Drop the pictures, then extract the listing word for word.

Extracts from a graphics dataset:

* begin *

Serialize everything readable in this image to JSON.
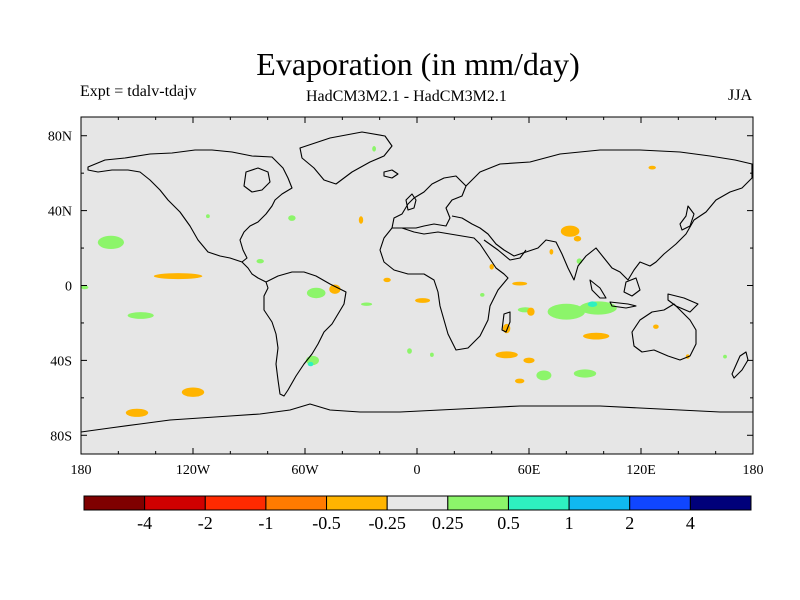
{
  "chart_data": {
    "type": "heatmap",
    "title": "Evaporation (in mm/day)",
    "left_label": "Expt = tdalv-tdajv",
    "center_label": "HadCM3M2.1 - HadCM3M2.1",
    "right_label": "JJA",
    "x_range": [
      -180,
      180
    ],
    "y_range": [
      -90,
      90
    ],
    "x_ticks": [
      {
        "value": -180,
        "label": "180"
      },
      {
        "value": -120,
        "label": "120W"
      },
      {
        "value": -60,
        "label": "60W"
      },
      {
        "value": 0,
        "label": "0"
      },
      {
        "value": 60,
        "label": "60E"
      },
      {
        "value": 120,
        "label": "120E"
      },
      {
        "value": 180,
        "label": "180"
      }
    ],
    "y_ticks": [
      {
        "value": 80,
        "label": "80N"
      },
      {
        "value": 40,
        "label": "40N"
      },
      {
        "value": 0,
        "label": "0"
      },
      {
        "value": -40,
        "label": "40S"
      },
      {
        "value": -80,
        "label": "80S"
      }
    ],
    "colorbar": {
      "colors": [
        "#7f0000",
        "#d00000",
        "#ff2a00",
        "#ff7b00",
        "#ffb400",
        "#e8e8e8",
        "#8cf56a",
        "#2ef0c0",
        "#10b8f0",
        "#1046ff",
        "#00007a"
      ],
      "labels": [
        "-4",
        "-2",
        "-1",
        "-0.5",
        "-0.25",
        "0.25",
        "0.5",
        "1",
        "2",
        "4"
      ]
    },
    "anomalies": [
      {
        "lon": -164,
        "lat": 23,
        "rlon": 7,
        "rlat": 3.5,
        "class": 0.5
      },
      {
        "lon": -148,
        "lat": -16,
        "rlon": 7,
        "rlat": 1.8,
        "class": 0.5
      },
      {
        "lon": -128,
        "lat": 5,
        "rlon": 13,
        "rlat": 1.6,
        "class": -0.25
      },
      {
        "lon": -120,
        "lat": -57,
        "rlon": 6,
        "rlat": 2.5,
        "class": -0.25
      },
      {
        "lon": -150,
        "lat": -68,
        "rlon": 6,
        "rlat": 2.2,
        "class": -0.25
      },
      {
        "lon": -54,
        "lat": -4,
        "rlon": 5,
        "rlat": 2.8,
        "class": 0.5
      },
      {
        "lon": -44,
        "lat": -2,
        "rlon": 3,
        "rlat": 2.5,
        "class": -0.25
      },
      {
        "lon": -56,
        "lat": -40,
        "rlon": 3.5,
        "rlat": 2.5,
        "class": 0.5
      },
      {
        "lon": -57,
        "lat": -42,
        "rlon": 1.5,
        "rlat": 1.2,
        "class": 1
      },
      {
        "lon": -27,
        "lat": -10,
        "rlon": 3,
        "rlat": 0.9,
        "class": 0.5
      },
      {
        "lon": 3,
        "lat": -8,
        "rlon": 4,
        "rlat": 1.3,
        "class": -0.25
      },
      {
        "lon": -4,
        "lat": -35,
        "rlon": 1.3,
        "rlat": 1.5,
        "class": 0.5
      },
      {
        "lon": 8,
        "lat": -37,
        "rlon": 1,
        "rlat": 1.2,
        "class": 0.5
      },
      {
        "lon": -16,
        "lat": 3,
        "rlon": 2,
        "rlat": 1.2,
        "class": -0.25
      },
      {
        "lon": 58,
        "lat": -13,
        "rlon": 4,
        "rlat": 1.4,
        "class": 0.5
      },
      {
        "lon": 55,
        "lat": 1,
        "rlon": 4,
        "rlat": 1,
        "class": -0.25
      },
      {
        "lon": 48,
        "lat": -23,
        "rlon": 2,
        "rlat": 2.5,
        "class": -0.25
      },
      {
        "lon": 61,
        "lat": -14,
        "rlon": 2,
        "rlat": 2.2,
        "class": -0.25
      },
      {
        "lon": 48,
        "lat": -37,
        "rlon": 6,
        "rlat": 1.8,
        "class": -0.25
      },
      {
        "lon": 60,
        "lat": -40,
        "rlon": 3,
        "rlat": 1.5,
        "class": -0.25
      },
      {
        "lon": 68,
        "lat": -48,
        "rlon": 4,
        "rlat": 2.6,
        "class": 0.5
      },
      {
        "lon": 55,
        "lat": -51,
        "rlon": 2.5,
        "rlat": 1.3,
        "class": -0.25
      },
      {
        "lon": 90,
        "lat": -47,
        "rlon": 6,
        "rlat": 2.2,
        "class": 0.5
      },
      {
        "lon": 80,
        "lat": -14,
        "rlon": 10,
        "rlat": 4.2,
        "class": 0.5
      },
      {
        "lon": 97,
        "lat": -12,
        "rlon": 10,
        "rlat": 3.5,
        "class": 0.5
      },
      {
        "lon": 94,
        "lat": -10,
        "rlon": 2.5,
        "rlat": 1.5,
        "class": 1
      },
      {
        "lon": 96,
        "lat": -27,
        "rlon": 7,
        "rlat": 1.8,
        "class": -0.25
      },
      {
        "lon": 82,
        "lat": 29,
        "rlon": 5,
        "rlat": 3,
        "class": -0.25
      },
      {
        "lon": 86,
        "lat": 25,
        "rlon": 2,
        "rlat": 1.5,
        "class": -0.25
      },
      {
        "lon": 87,
        "lat": 13,
        "rlon": 1.5,
        "rlat": 1.5,
        "class": 0.5
      },
      {
        "lon": 40,
        "lat": 10,
        "rlon": 1.2,
        "rlat": 1.5,
        "class": -0.25
      },
      {
        "lon": 72,
        "lat": 18,
        "rlon": 1,
        "rlat": 1.5,
        "class": -0.25
      },
      {
        "lon": 35,
        "lat": -5,
        "rlon": 1.2,
        "rlat": 1,
        "class": 0.5
      },
      {
        "lon": -30,
        "lat": 35,
        "rlon": 1.2,
        "rlat": 2,
        "class": -0.25
      },
      {
        "lon": -67,
        "lat": 36,
        "rlon": 2,
        "rlat": 1.5,
        "class": 0.5
      },
      {
        "lon": -84,
        "lat": 13,
        "rlon": 2,
        "rlat": 1.2,
        "class": 0.5
      },
      {
        "lon": 128,
        "lat": -22,
        "rlon": 1.5,
        "rlat": 1.2,
        "class": -0.25
      },
      {
        "lon": 145,
        "lat": -38,
        "rlon": 1,
        "rlat": 1.2,
        "class": -0.25
      },
      {
        "lon": 165,
        "lat": -38,
        "rlon": 1,
        "rlat": 1,
        "class": 0.5
      },
      {
        "lon": 126,
        "lat": 63,
        "rlon": 2,
        "rlat": 1,
        "class": -0.25
      },
      {
        "lon": -178,
        "lat": -1,
        "rlon": 2,
        "rlat": 1,
        "class": 0.5
      },
      {
        "lon": -112,
        "lat": 37,
        "rlon": 1,
        "rlat": 1,
        "class": 0.5
      },
      {
        "lon": -23,
        "lat": 73,
        "rlon": 1,
        "rlat": 1.5,
        "class": 0.5
      }
    ]
  }
}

* end *

» Result of this exercise
Serialize everything readable in this image to JSON.
{
  "chart_data": {
    "type": "heatmap",
    "title": "Evaporation (in mm/day)",
    "left_label": "Expt = tdalv-tdajv",
    "center_label": "HadCM3M2.1 - HadCM3M2.1",
    "right_label": "JJA",
    "x_range": [
      -180,
      180
    ],
    "y_range": [
      -90,
      90
    ],
    "x_ticks": [
      {
        "value": -180,
        "label": "180"
      },
      {
        "value": -120,
        "label": "120W"
      },
      {
        "value": -60,
        "label": "60W"
      },
      {
        "value": 0,
        "label": "0"
      },
      {
        "value": 60,
        "label": "60E"
      },
      {
        "value": 120,
        "label": "120E"
      },
      {
        "value": 180,
        "label": "180"
      }
    ],
    "y_ticks": [
      {
        "value": 80,
        "label": "80N"
      },
      {
        "value": 40,
        "label": "40N"
      },
      {
        "value": 0,
        "label": "0"
      },
      {
        "value": -40,
        "label": "40S"
      },
      {
        "value": -80,
        "label": "80S"
      }
    ],
    "colorbar": {
      "colors": [
        "#7f0000",
        "#d00000",
        "#ff2a00",
        "#ff7b00",
        "#ffb400",
        "#e8e8e8",
        "#8cf56a",
        "#2ef0c0",
        "#10b8f0",
        "#1046ff",
        "#00007a"
      ],
      "labels": [
        "-4",
        "-2",
        "-1",
        "-0.5",
        "-0.25",
        "0.25",
        "0.5",
        "1",
        "2",
        "4"
      ]
    },
    "anomalies": [
      {
        "lon": -164,
        "lat": 23,
        "rlon": 7,
        "rlat": 3.5,
        "class": 0.5
      },
      {
        "lon": -148,
        "lat": -16,
        "rlon": 7,
        "rlat": 1.8,
        "class": 0.5
      },
      {
        "lon": -128,
        "lat": 5,
        "rlon": 13,
        "rlat": 1.6,
        "class": -0.25
      },
      {
        "lon": -120,
        "lat": -57,
        "rlon": 6,
        "rlat": 2.5,
        "class": -0.25
      },
      {
        "lon": -150,
        "lat": -68,
        "rlon": 6,
        "rlat": 2.2,
        "class": -0.25
      },
      {
        "lon": -54,
        "lat": -4,
        "rlon": 5,
        "rlat": 2.8,
        "class": 0.5
      },
      {
        "lon": -44,
        "lat": -2,
        "rlon": 3,
        "rlat": 2.5,
        "class": -0.25
      },
      {
        "lon": -56,
        "lat": -40,
        "rlon": 3.5,
        "rlat": 2.5,
        "class": 0.5
      },
      {
        "lon": -57,
        "lat": -42,
        "rlon": 1.5,
        "rlat": 1.2,
        "class": 1
      },
      {
        "lon": -27,
        "lat": -10,
        "rlon": 3,
        "rlat": 0.9,
        "class": 0.5
      },
      {
        "lon": 3,
        "lat": -8,
        "rlon": 4,
        "rlat": 1.3,
        "class": -0.25
      },
      {
        "lon": -4,
        "lat": -35,
        "rlon": 1.3,
        "rlat": 1.5,
        "class": 0.5
      },
      {
        "lon": 8,
        "lat": -37,
        "rlon": 1,
        "rlat": 1.2,
        "class": 0.5
      },
      {
        "lon": -16,
        "lat": 3,
        "rlon": 2,
        "rlat": 1.2,
        "class": -0.25
      },
      {
        "lon": 58,
        "lat": -13,
        "rlon": 4,
        "rlat": 1.4,
        "class": 0.5
      },
      {
        "lon": 55,
        "lat": 1,
        "rlon": 4,
        "rlat": 1,
        "class": -0.25
      },
      {
        "lon": 48,
        "lat": -23,
        "rlon": 2,
        "rlat": 2.5,
        "class": -0.25
      },
      {
        "lon": 61,
        "lat": -14,
        "rlon": 2,
        "rlat": 2.2,
        "class": -0.25
      },
      {
        "lon": 48,
        "lat": -37,
        "rlon": 6,
        "rlat": 1.8,
        "class": -0.25
      },
      {
        "lon": 60,
        "lat": -40,
        "rlon": 3,
        "rlat": 1.5,
        "class": -0.25
      },
      {
        "lon": 68,
        "lat": -48,
        "rlon": 4,
        "rlat": 2.6,
        "class": 0.5
      },
      {
        "lon": 55,
        "lat": -51,
        "rlon": 2.5,
        "rlat": 1.3,
        "class": -0.25
      },
      {
        "lon": 90,
        "lat": -47,
        "rlon": 6,
        "rlat": 2.2,
        "class": 0.5
      },
      {
        "lon": 80,
        "lat": -14,
        "rlon": 10,
        "rlat": 4.2,
        "class": 0.5
      },
      {
        "lon": 97,
        "lat": -12,
        "rlon": 10,
        "rlat": 3.5,
        "class": 0.5
      },
      {
        "lon": 94,
        "lat": -10,
        "rlon": 2.5,
        "rlat": 1.5,
        "class": 1
      },
      {
        "lon": 96,
        "lat": -27,
        "rlon": 7,
        "rlat": 1.8,
        "class": -0.25
      },
      {
        "lon": 82,
        "lat": 29,
        "rlon": 5,
        "rlat": 3,
        "class": -0.25
      },
      {
        "lon": 86,
        "lat": 25,
        "rlon": 2,
        "rlat": 1.5,
        "class": -0.25
      },
      {
        "lon": 87,
        "lat": 13,
        "rlon": 1.5,
        "rlat": 1.5,
        "class": 0.5
      },
      {
        "lon": 40,
        "lat": 10,
        "rlon": 1.2,
        "rlat": 1.5,
        "class": -0.25
      },
      {
        "lon": 72,
        "lat": 18,
        "rlon": 1,
        "rlat": 1.5,
        "class": -0.25
      },
      {
        "lon": 35,
        "lat": -5,
        "rlon": 1.2,
        "rlat": 1,
        "class": 0.5
      },
      {
        "lon": -30,
        "lat": 35,
        "rlon": 1.2,
        "rlat": 2,
        "class": -0.25
      },
      {
        "lon": -67,
        "lat": 36,
        "rlon": 2,
        "rlat": 1.5,
        "class": 0.5
      },
      {
        "lon": -84,
        "lat": 13,
        "rlon": 2,
        "rlat": 1.2,
        "class": 0.5
      },
      {
        "lon": 128,
        "lat": -22,
        "rlon": 1.5,
        "rlat": 1.2,
        "class": -0.25
      },
      {
        "lon": 145,
        "lat": -38,
        "rlon": 1,
        "rlat": 1.2,
        "class": -0.25
      },
      {
        "lon": 165,
        "lat": -38,
        "rlon": 1,
        "rlat": 1,
        "class": 0.5
      },
      {
        "lon": 126,
        "lat": 63,
        "rlon": 2,
        "rlat": 1,
        "class": -0.25
      },
      {
        "lon": -178,
        "lat": -1,
        "rlon": 2,
        "rlat": 1,
        "class": 0.5
      },
      {
        "lon": -112,
        "lat": 37,
        "rlon": 1,
        "rlat": 1,
        "class": 0.5
      },
      {
        "lon": -23,
        "lat": 73,
        "rlon": 1,
        "rlat": 1.5,
        "class": 0.5
      }
    ]
  }
}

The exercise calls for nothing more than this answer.